[Data for this task]:
┏━━

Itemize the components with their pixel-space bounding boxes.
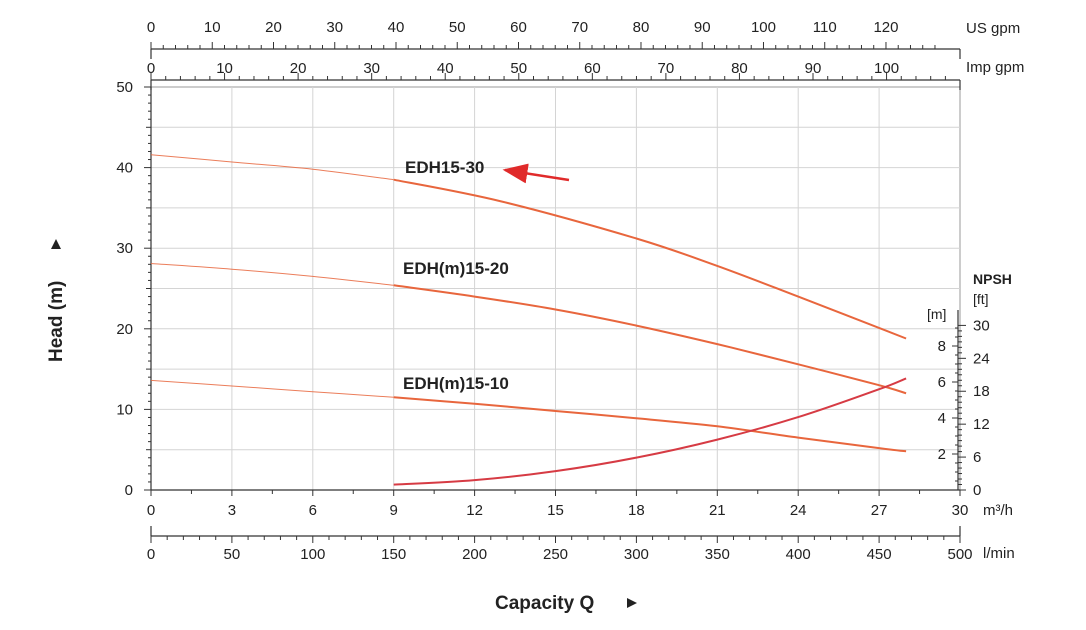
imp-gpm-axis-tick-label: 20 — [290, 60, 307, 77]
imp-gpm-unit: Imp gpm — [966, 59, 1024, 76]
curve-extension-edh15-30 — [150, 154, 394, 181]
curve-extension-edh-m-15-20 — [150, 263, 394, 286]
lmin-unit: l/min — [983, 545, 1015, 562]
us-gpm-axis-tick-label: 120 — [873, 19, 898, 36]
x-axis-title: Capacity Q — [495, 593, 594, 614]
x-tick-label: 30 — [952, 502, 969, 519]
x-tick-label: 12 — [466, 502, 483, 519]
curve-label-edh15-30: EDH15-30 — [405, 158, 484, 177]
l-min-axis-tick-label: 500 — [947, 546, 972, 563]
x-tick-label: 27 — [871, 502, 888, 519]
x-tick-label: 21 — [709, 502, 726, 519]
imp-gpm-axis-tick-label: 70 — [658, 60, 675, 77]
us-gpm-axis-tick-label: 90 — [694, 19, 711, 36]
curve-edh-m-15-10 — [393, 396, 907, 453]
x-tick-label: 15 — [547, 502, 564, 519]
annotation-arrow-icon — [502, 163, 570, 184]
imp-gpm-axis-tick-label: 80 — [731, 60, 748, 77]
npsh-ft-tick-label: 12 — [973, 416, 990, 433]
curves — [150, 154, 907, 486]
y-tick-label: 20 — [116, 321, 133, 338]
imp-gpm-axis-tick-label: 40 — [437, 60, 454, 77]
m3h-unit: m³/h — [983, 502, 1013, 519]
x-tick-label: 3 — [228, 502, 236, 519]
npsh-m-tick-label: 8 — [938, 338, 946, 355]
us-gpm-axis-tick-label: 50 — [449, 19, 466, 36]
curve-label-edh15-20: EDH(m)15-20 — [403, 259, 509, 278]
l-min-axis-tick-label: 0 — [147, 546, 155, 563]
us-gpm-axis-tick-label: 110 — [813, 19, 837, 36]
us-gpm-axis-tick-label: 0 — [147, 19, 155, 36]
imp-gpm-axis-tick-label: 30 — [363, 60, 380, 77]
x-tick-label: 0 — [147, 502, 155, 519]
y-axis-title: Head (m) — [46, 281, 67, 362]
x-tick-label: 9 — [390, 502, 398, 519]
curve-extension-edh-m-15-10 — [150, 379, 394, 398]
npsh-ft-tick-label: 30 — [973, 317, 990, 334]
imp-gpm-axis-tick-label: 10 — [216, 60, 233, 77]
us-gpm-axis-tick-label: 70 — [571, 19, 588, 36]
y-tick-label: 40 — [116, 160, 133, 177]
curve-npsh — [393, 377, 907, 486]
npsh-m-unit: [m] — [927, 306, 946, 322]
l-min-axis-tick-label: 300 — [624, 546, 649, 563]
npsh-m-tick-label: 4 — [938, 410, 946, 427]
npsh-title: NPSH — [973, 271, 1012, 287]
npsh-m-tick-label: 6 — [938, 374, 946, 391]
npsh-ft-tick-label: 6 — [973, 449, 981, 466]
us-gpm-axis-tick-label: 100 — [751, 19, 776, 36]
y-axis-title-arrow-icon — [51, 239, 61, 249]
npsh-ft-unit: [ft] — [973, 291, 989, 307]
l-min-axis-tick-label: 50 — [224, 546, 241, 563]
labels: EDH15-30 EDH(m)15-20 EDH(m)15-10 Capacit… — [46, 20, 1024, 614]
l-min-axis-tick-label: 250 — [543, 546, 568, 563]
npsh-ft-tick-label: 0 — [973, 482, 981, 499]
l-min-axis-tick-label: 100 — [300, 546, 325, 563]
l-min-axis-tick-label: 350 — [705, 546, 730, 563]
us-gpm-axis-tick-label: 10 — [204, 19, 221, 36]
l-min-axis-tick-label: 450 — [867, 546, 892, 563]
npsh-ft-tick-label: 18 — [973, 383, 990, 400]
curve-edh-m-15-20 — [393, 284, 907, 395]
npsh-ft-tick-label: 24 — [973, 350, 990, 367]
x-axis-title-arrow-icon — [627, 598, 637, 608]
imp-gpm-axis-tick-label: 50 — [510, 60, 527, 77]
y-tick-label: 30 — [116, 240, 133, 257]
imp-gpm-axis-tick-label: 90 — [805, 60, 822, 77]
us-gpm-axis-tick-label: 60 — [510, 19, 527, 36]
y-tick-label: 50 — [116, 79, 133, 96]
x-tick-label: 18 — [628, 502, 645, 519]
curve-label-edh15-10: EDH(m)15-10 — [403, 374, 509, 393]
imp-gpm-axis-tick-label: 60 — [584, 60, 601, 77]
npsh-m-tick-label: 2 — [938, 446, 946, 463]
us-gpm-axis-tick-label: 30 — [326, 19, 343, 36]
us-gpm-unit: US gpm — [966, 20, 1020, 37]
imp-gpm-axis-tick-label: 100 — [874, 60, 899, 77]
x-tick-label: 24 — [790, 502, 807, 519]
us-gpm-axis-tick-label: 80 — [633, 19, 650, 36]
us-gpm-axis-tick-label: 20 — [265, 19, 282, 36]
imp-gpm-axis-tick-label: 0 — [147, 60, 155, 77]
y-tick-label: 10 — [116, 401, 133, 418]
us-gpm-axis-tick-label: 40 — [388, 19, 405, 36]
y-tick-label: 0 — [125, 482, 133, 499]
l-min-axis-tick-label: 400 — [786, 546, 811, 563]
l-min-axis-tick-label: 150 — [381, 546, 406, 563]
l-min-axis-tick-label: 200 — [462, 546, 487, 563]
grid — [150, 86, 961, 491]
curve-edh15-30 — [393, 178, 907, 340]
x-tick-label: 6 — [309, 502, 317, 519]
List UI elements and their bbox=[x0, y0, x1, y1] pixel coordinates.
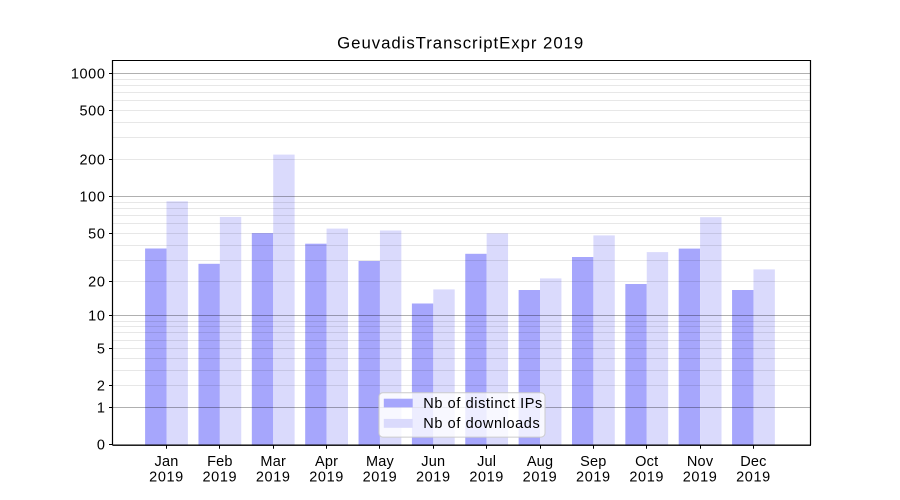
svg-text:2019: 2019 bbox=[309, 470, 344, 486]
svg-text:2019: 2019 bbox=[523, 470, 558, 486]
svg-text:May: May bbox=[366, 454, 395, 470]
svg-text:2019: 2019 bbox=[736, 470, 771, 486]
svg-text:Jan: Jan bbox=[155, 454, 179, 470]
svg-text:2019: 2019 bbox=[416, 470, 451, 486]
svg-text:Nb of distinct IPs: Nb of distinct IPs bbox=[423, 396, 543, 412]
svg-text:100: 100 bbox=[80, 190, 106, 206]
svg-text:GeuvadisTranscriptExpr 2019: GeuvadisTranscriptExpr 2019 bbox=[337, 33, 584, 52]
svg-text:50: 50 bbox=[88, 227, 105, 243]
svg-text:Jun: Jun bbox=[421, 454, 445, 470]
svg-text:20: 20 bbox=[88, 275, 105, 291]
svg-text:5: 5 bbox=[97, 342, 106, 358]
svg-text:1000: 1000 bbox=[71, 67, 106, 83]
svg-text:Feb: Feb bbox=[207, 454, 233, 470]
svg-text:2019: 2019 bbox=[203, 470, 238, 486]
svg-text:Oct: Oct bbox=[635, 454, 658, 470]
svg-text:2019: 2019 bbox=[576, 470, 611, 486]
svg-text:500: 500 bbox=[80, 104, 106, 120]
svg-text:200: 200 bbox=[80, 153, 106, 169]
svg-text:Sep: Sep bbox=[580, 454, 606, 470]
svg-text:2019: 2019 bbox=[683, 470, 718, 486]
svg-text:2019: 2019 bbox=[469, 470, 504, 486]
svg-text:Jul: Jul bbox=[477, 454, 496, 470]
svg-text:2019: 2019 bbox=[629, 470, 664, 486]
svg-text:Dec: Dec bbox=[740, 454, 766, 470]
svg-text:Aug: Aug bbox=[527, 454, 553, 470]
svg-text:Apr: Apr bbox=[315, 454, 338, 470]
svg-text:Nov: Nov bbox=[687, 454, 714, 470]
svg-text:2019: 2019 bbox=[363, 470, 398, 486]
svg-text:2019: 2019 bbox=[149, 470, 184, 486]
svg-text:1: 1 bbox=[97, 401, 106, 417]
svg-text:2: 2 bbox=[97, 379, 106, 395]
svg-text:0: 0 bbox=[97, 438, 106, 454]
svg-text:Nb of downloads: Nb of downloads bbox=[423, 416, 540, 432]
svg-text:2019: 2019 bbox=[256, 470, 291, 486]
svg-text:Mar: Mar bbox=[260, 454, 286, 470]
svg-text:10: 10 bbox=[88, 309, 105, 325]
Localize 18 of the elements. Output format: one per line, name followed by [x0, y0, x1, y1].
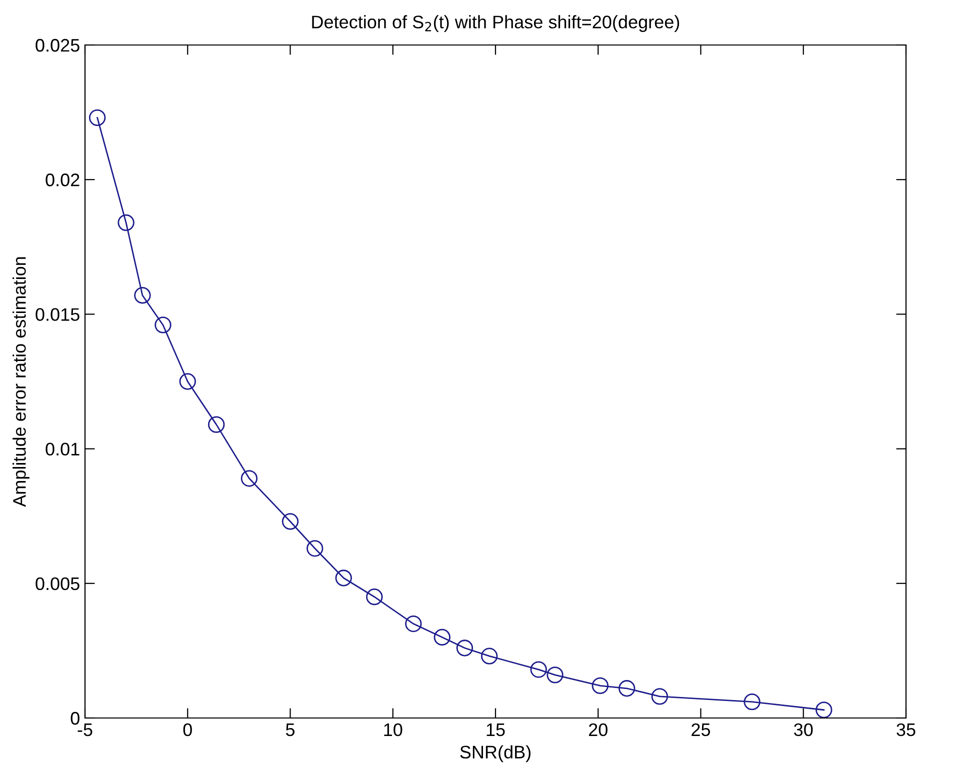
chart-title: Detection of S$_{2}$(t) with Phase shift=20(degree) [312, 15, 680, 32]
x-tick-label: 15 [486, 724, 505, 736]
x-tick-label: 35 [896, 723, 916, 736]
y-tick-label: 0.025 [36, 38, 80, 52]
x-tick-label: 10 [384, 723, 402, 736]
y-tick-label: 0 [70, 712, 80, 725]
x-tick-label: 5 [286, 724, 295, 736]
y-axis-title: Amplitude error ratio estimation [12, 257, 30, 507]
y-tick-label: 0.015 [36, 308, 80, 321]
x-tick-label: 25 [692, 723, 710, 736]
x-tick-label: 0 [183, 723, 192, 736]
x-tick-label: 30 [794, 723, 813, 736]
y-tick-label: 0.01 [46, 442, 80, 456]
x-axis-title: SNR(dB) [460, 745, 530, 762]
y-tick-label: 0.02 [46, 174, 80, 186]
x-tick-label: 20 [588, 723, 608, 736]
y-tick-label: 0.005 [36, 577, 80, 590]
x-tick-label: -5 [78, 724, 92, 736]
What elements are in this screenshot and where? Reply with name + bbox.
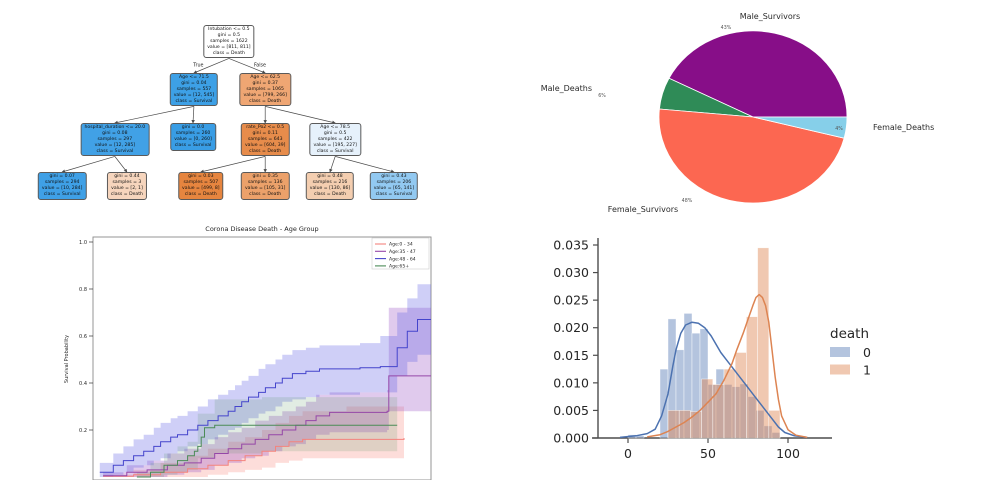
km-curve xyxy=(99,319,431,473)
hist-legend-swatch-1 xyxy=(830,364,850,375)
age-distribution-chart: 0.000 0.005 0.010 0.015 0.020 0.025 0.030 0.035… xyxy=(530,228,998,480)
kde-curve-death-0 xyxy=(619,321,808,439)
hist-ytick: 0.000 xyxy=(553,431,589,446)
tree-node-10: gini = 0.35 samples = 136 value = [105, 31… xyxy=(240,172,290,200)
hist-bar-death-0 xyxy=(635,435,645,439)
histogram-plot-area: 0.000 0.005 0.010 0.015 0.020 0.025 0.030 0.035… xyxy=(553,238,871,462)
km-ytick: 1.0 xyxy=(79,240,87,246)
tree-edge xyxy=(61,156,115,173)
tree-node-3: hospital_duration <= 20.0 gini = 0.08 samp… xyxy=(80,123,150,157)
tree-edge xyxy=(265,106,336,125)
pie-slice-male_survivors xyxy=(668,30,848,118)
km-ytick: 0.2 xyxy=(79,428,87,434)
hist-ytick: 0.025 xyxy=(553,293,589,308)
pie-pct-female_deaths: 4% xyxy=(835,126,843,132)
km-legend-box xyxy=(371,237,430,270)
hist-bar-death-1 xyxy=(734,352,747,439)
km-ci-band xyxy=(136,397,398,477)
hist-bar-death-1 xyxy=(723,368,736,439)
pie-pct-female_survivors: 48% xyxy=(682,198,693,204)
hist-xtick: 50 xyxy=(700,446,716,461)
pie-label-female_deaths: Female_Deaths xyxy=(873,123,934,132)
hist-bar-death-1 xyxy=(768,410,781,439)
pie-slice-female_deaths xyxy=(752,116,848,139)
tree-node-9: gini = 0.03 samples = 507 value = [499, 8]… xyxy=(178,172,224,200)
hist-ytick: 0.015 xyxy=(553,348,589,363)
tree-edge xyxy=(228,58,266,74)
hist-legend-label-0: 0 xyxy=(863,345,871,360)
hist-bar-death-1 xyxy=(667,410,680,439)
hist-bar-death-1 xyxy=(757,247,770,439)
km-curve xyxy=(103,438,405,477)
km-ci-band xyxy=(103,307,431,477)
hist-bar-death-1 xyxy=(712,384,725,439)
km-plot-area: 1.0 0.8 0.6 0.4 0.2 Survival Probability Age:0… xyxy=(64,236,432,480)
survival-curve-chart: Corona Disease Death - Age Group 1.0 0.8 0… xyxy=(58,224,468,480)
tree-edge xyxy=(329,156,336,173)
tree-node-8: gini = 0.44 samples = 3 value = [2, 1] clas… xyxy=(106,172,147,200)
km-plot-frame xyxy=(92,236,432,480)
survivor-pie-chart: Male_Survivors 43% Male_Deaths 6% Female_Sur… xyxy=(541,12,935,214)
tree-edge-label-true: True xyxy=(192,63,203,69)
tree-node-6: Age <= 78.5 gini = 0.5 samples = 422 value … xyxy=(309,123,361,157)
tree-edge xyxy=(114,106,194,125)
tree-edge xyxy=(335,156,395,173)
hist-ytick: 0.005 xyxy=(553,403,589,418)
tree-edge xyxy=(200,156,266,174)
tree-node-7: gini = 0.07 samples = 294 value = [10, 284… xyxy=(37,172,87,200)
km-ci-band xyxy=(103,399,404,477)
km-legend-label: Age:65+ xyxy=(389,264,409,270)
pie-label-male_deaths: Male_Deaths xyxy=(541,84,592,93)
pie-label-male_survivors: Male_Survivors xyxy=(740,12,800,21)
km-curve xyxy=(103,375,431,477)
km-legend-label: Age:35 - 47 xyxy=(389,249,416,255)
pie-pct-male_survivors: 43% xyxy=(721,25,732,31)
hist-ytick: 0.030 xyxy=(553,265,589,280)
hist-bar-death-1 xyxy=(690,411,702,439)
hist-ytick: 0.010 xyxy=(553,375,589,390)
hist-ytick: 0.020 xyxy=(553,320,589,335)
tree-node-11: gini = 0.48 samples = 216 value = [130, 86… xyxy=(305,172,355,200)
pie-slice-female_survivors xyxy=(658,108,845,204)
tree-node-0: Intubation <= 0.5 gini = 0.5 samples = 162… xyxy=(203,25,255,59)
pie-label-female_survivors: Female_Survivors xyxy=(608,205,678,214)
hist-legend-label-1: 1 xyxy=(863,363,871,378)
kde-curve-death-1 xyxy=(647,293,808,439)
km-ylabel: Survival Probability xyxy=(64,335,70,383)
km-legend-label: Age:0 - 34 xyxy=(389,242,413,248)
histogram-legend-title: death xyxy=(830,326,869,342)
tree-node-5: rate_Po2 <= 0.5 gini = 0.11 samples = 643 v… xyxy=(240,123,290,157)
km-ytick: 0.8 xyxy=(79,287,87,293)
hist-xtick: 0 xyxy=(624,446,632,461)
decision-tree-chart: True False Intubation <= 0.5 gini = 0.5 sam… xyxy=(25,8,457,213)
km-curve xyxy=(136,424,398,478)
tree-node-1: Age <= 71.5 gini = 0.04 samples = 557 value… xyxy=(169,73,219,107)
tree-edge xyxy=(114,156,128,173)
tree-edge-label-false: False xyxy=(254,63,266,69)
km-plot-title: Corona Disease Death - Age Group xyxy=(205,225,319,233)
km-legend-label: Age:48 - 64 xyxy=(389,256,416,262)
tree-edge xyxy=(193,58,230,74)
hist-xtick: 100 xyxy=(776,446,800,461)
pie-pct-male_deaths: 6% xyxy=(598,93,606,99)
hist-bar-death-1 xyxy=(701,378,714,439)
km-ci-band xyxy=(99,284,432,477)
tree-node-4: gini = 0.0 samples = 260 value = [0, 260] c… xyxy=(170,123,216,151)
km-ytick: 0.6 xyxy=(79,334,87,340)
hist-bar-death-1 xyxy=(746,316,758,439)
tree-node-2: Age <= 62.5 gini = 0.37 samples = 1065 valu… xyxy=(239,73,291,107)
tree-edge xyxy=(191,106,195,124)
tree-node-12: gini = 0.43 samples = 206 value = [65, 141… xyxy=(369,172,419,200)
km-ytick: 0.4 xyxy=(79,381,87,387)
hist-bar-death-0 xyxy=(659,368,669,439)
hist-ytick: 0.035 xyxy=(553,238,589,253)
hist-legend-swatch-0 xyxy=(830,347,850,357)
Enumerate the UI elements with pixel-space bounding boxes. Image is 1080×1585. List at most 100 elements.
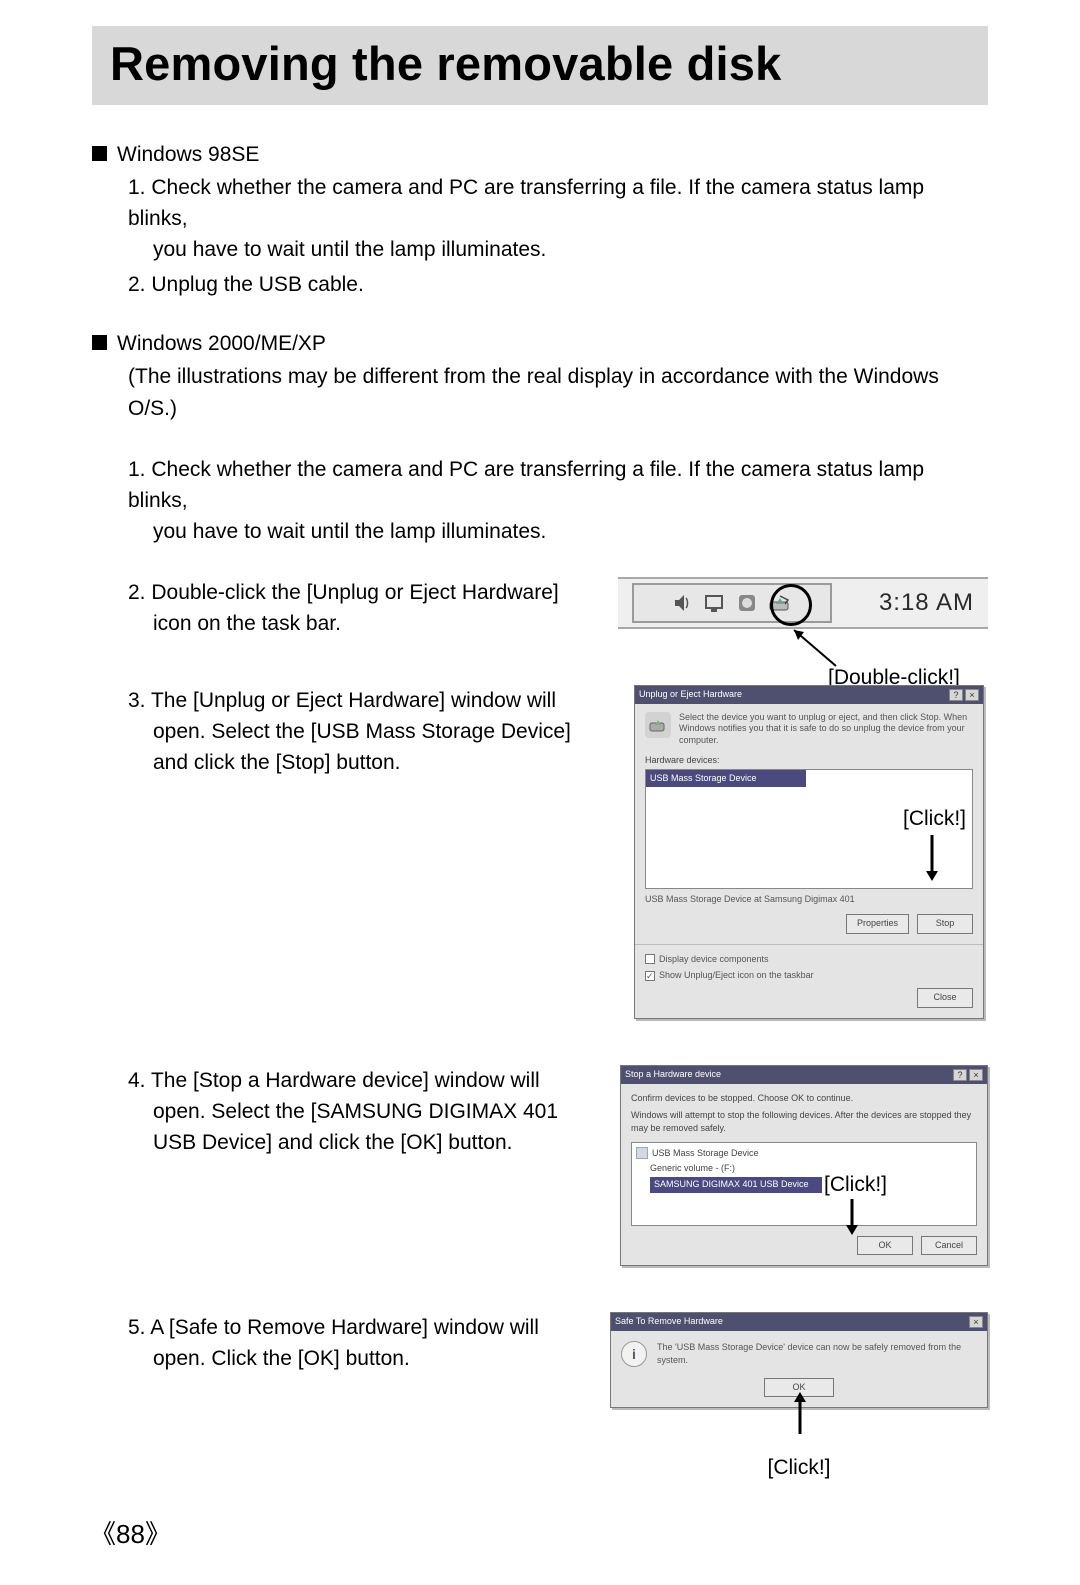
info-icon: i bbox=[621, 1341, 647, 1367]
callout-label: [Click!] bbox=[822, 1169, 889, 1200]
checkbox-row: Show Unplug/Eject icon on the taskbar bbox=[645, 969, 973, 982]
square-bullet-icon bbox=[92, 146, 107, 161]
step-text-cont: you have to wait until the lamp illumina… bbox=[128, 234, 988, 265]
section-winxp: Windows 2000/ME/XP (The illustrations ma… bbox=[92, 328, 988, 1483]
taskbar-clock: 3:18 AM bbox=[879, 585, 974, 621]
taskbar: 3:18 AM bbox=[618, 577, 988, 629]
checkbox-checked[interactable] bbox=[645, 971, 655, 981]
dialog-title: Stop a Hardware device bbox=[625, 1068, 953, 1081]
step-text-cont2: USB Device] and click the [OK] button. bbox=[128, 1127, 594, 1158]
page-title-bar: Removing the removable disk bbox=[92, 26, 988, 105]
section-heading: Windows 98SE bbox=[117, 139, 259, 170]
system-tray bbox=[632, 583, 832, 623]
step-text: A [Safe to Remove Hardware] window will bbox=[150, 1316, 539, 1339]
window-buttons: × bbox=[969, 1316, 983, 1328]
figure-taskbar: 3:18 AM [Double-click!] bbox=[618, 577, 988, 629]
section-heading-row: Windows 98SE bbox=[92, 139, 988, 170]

┗━━

[Exercise aim]: Reproduce the lines of the records without any changes, starting with the line that contains "imp-gpm-axis-tick-label: 20 —" and going on through the line that contains "x-tick-label: 27 — [871, 502, 888, 519]".

[Full solution]:
imp-gpm-axis-tick-label: 20 — [290, 60, 307, 77]
imp-gpm-unit: Imp gpm — [966, 59, 1024, 76]
curve-extension-edh15-30 — [150, 154, 394, 181]
curve-extension-edh-m-15-20 — [150, 263, 394, 286]
lmin-unit: l/min — [983, 545, 1015, 562]
us-gpm-axis-tick-label: 120 — [873, 19, 898, 36]
x-axis-title: Capacity Q — [495, 593, 594, 614]
x-tick-label: 30 — [952, 502, 969, 519]
x-tick-label: 12 — [466, 502, 483, 519]
curve-label-edh15-30: EDH15-30 — [405, 158, 484, 177]
l-min-axis-tick-label: 500 — [947, 546, 972, 563]
x-tick-label: 27 — [871, 502, 888, 519]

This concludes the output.